## TASK OBJECTIVE
Copy the stretch of lines from the one containing "Identify all the" through the one containing "- y-tick-label: 20: [75, 386, 95, 405]", both included, and leave the pictures out.

## THE DATA

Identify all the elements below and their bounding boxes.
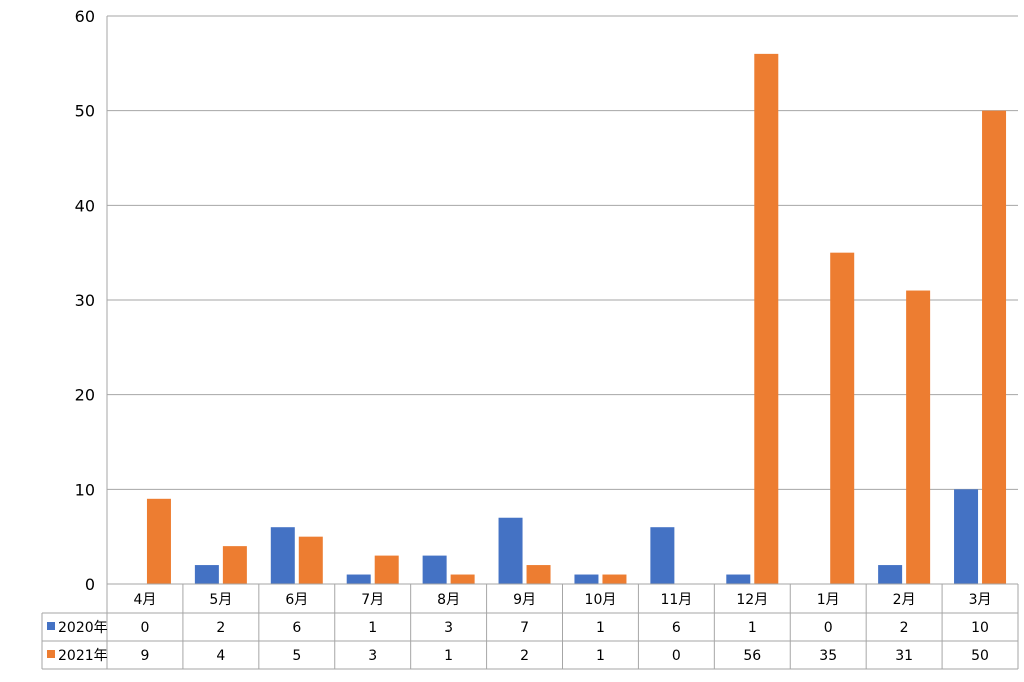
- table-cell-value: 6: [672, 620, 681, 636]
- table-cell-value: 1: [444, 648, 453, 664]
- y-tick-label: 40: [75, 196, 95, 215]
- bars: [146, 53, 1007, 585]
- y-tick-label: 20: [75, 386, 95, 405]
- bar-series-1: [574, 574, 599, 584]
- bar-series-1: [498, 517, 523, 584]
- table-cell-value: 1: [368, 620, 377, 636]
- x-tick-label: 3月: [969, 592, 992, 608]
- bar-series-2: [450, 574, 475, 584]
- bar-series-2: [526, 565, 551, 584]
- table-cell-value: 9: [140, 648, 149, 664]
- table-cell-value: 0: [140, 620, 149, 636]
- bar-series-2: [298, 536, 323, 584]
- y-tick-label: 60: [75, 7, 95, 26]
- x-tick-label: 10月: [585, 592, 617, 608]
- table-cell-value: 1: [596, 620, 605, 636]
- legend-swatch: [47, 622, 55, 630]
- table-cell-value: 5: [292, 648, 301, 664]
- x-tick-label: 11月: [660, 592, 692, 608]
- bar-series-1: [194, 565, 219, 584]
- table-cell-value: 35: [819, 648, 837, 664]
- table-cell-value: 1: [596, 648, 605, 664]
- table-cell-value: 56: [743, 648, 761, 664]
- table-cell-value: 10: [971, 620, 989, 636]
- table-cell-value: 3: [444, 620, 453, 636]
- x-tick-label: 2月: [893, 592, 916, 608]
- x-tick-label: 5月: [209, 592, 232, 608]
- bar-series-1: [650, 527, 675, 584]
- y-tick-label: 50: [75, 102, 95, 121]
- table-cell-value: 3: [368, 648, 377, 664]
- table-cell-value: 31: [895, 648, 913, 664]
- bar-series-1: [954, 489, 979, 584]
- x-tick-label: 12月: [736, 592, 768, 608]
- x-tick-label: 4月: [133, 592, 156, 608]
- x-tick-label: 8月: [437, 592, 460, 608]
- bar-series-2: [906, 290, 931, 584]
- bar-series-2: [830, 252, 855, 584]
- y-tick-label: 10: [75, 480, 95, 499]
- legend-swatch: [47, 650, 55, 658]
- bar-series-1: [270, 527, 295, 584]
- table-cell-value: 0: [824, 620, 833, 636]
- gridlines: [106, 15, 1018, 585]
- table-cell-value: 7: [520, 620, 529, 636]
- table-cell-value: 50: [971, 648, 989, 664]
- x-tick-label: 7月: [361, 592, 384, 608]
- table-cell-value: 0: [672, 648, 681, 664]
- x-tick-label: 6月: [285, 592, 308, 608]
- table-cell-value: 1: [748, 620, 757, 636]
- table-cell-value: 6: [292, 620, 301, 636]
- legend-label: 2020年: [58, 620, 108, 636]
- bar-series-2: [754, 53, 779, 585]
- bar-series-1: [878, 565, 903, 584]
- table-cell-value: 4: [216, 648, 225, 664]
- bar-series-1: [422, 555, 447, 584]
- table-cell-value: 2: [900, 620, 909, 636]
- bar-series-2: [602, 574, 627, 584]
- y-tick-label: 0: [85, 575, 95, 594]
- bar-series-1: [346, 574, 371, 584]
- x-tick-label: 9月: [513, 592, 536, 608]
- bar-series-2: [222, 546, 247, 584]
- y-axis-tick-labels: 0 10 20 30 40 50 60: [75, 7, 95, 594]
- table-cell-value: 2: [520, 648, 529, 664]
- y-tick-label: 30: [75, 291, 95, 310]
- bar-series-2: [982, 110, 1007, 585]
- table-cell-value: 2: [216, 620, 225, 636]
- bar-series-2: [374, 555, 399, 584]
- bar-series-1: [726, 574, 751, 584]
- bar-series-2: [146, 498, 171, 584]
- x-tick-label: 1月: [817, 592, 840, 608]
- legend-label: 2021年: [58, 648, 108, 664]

==

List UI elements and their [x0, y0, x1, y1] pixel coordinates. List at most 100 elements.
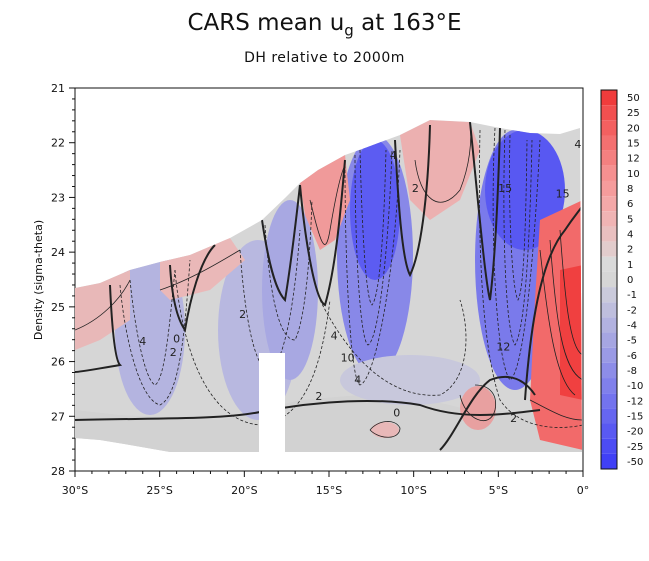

## SOLVED EXERCISE
Identify all the elements below and their bounding boxes.
- table-cell-value: 6: [672, 620, 681, 636]
- table-cell-value: 1: [444, 648, 453, 664]
- y-tick-label: 40: [75, 196, 95, 215]
- bars: [146, 53, 1007, 585]
- y-tick-label: 20: [75, 386, 95, 405]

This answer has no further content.